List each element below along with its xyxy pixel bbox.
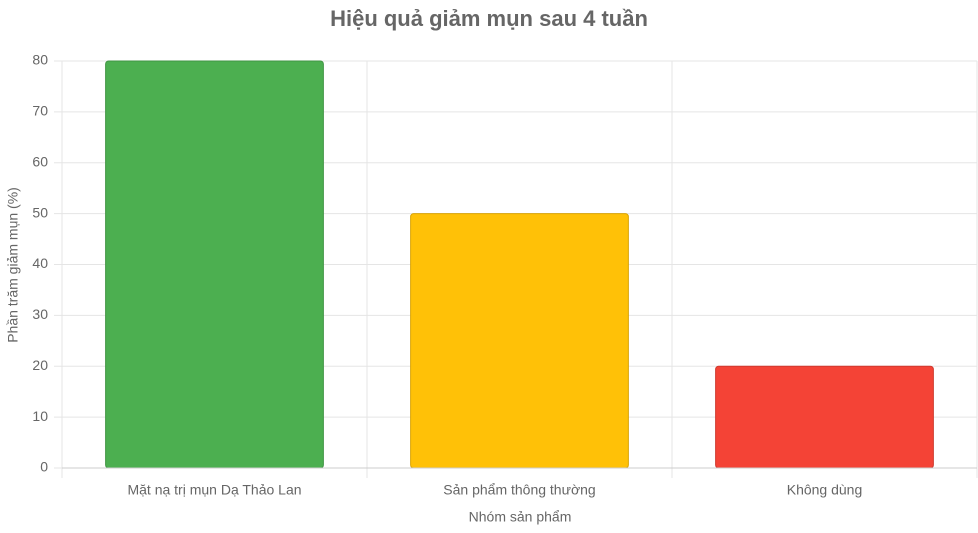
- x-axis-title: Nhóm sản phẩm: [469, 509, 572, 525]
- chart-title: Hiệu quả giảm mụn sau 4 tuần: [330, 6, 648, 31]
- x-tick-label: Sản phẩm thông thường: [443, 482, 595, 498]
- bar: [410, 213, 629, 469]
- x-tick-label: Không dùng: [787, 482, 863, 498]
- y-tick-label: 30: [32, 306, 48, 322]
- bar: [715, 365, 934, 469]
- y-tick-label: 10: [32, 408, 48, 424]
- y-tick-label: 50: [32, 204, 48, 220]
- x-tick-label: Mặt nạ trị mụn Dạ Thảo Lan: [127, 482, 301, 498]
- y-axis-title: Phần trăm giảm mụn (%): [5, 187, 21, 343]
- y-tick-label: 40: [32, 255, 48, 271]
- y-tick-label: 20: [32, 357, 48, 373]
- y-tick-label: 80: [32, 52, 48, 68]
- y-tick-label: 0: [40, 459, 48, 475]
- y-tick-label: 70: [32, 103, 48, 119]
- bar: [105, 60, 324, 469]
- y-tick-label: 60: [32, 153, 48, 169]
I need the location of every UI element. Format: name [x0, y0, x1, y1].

☆ ☆ ☆ ☆ ☆

▶ **Written instruction**:
Rewrite all the items above with "x-tick-label" changed to "category-label" everywhere it appears, keeping every other line as it is and leaving out the pictures.

▶ **Answer to the exercise**:
List each element below along with its xyxy pixel bbox.
- x-axis-title: Nhóm sản phẩm: [469, 509, 572, 525]
- chart-title: Hiệu quả giảm mụn sau 4 tuần: [330, 6, 648, 31]
- category-label: Sản phẩm thông thường: [443, 482, 595, 498]
- bar: [410, 213, 629, 469]
- category-label: Không dùng: [787, 482, 863, 498]
- y-tick-label: 30: [32, 306, 48, 322]
- bar: [715, 365, 934, 469]
- y-tick-label: 10: [32, 408, 48, 424]
- y-tick-label: 50: [32, 204, 48, 220]
- category-label: Mặt nạ trị mụn Dạ Thảo Lan: [127, 482, 301, 498]
- y-axis-title: Phần trăm giảm mụn (%): [5, 187, 21, 343]
- y-tick-label: 40: [32, 255, 48, 271]
- y-tick-label: 20: [32, 357, 48, 373]
- y-tick-label: 80: [32, 52, 48, 68]
- y-tick-label: 0: [40, 459, 48, 475]
- y-tick-label: 70: [32, 103, 48, 119]
- bar: [105, 60, 324, 469]
- y-tick-label: 60: [32, 153, 48, 169]
I need the location of every UI element. Format: name [x0, y0, x1, y1].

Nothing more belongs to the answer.